■ **WHAT THE TASK ASKS**
For every line in the records that has the word "date", make a copy.

Stored items from a collection:
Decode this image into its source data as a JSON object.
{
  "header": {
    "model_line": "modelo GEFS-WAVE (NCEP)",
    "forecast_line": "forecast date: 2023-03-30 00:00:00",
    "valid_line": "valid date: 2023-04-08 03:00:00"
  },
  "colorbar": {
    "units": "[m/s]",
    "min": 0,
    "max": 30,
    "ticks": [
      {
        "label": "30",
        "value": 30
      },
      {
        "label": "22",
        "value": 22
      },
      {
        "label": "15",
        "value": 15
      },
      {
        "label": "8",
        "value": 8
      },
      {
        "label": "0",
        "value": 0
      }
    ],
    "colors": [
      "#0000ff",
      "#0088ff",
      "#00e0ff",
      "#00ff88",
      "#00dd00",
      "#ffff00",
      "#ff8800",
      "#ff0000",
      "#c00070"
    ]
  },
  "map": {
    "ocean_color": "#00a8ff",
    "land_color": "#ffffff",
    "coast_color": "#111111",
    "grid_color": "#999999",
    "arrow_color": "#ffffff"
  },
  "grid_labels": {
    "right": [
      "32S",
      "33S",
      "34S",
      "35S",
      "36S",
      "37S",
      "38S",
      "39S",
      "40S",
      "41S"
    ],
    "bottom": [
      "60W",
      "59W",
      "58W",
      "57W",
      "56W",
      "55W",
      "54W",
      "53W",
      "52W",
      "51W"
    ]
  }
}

■ **ANSWER TO THE EXERCISE**
    "forecast_line": "forecast date: 2023-03-30 00:00:00",
    "valid_line": "valid date: 2023-04-08 03:00:00"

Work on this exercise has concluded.